** Task statement **
Gather up the lines that contain "right".

** Materials provided **
※ ※ ※

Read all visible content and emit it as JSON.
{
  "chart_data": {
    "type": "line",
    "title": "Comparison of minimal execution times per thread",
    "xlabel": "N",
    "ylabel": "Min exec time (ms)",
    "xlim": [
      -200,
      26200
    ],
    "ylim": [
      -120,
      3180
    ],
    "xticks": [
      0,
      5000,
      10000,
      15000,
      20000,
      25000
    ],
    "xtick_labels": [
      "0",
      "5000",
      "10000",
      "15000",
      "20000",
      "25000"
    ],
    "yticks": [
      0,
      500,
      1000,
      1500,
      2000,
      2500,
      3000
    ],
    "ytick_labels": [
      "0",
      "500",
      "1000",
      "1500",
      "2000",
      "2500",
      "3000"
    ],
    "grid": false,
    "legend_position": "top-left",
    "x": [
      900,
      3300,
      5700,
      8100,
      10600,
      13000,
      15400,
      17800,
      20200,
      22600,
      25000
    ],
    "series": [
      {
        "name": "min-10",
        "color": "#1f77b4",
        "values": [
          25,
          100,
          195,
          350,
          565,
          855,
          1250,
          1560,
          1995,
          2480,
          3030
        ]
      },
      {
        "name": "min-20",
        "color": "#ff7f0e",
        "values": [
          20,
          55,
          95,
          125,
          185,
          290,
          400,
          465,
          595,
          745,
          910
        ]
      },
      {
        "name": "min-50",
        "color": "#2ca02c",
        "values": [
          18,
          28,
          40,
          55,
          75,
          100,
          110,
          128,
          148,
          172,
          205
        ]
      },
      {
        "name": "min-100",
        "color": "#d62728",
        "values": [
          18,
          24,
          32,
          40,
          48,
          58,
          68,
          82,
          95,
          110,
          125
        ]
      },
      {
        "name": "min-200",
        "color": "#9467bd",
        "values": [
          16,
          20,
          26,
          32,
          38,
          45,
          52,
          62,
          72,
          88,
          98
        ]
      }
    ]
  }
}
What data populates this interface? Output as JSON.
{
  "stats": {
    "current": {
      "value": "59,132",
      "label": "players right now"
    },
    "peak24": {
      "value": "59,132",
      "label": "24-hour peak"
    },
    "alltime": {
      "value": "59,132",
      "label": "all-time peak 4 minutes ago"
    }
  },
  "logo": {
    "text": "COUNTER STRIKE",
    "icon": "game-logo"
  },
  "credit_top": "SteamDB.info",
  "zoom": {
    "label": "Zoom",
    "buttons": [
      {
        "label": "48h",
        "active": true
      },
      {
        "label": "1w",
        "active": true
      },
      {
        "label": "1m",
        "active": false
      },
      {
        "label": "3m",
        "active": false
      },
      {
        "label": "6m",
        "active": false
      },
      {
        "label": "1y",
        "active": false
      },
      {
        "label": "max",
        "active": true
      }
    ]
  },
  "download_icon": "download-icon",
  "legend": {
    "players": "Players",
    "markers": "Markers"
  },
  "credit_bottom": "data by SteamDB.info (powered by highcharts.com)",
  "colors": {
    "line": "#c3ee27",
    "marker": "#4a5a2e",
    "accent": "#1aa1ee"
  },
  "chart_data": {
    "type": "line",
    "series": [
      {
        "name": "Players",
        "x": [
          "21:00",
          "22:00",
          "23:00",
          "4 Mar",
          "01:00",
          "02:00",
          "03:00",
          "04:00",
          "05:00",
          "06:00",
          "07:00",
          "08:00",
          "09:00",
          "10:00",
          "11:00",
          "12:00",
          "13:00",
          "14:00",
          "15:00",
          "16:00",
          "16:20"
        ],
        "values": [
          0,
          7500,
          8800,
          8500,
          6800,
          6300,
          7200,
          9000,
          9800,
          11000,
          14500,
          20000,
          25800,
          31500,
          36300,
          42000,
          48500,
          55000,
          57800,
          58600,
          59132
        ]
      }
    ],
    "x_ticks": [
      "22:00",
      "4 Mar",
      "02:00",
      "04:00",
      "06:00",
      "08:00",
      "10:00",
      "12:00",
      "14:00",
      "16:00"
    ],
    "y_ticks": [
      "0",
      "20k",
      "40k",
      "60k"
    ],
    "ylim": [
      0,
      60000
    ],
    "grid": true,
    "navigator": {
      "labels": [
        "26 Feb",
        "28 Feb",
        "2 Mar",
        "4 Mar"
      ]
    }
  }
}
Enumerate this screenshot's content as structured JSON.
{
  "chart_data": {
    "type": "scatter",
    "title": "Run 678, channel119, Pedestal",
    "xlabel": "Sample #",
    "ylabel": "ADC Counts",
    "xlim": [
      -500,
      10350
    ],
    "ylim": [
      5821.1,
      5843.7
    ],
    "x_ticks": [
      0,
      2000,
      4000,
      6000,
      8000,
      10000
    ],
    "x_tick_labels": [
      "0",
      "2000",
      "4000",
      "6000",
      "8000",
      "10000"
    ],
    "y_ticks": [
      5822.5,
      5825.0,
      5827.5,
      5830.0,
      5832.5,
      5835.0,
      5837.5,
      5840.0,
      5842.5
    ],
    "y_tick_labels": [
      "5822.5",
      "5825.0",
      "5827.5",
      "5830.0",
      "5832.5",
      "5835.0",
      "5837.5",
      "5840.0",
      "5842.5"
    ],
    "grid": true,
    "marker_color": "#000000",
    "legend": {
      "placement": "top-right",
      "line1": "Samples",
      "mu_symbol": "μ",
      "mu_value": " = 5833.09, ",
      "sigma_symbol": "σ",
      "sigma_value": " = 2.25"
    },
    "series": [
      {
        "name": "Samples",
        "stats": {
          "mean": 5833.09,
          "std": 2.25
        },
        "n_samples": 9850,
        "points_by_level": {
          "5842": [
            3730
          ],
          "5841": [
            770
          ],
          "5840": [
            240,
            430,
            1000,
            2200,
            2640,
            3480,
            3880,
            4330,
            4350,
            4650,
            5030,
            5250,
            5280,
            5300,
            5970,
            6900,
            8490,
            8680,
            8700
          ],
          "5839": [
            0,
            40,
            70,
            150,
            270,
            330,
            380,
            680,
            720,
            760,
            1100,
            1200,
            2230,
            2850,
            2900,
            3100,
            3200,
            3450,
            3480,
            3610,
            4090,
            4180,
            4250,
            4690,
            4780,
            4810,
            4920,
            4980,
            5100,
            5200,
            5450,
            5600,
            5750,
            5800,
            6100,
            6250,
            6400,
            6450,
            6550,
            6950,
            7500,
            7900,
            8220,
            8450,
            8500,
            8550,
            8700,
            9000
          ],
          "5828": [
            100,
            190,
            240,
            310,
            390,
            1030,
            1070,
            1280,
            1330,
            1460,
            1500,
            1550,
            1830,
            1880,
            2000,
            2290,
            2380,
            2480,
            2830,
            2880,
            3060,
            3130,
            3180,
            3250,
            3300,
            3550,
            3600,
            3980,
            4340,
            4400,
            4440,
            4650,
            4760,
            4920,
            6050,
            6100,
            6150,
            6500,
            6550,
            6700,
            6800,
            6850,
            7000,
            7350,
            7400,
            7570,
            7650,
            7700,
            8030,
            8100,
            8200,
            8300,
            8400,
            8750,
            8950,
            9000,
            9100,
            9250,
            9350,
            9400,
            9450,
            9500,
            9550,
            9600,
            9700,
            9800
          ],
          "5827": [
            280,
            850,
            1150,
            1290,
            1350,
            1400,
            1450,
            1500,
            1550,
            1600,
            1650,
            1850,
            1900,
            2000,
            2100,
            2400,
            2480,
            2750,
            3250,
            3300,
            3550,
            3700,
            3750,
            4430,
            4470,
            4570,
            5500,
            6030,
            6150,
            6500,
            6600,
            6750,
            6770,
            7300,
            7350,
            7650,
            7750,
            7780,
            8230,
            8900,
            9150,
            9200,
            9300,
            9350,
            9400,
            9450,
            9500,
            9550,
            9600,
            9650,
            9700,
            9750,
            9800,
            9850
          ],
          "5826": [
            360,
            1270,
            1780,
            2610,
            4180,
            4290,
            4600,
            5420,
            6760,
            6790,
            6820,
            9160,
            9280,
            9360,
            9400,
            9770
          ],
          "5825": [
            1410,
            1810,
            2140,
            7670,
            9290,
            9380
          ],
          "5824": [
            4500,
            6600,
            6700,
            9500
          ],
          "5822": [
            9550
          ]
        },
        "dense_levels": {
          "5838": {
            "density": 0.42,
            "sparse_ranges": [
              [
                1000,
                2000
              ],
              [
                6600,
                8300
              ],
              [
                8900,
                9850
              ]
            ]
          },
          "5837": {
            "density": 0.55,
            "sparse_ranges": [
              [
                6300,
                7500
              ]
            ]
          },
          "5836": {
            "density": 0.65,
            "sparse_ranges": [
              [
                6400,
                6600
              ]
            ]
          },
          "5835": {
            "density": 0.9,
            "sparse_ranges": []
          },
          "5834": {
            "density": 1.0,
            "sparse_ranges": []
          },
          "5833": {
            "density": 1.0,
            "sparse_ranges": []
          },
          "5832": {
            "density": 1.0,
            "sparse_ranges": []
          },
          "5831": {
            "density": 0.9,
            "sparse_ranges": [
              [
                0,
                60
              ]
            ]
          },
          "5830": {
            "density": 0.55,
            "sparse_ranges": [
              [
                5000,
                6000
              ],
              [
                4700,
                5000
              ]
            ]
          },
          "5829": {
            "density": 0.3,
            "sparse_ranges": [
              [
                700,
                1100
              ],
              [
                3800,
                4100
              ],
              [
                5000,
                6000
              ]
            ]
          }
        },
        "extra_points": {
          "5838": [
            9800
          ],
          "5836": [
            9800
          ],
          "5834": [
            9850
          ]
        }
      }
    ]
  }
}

※ ※ ※

** Answer **
      "label": "players right now"
      "placement": "top-right",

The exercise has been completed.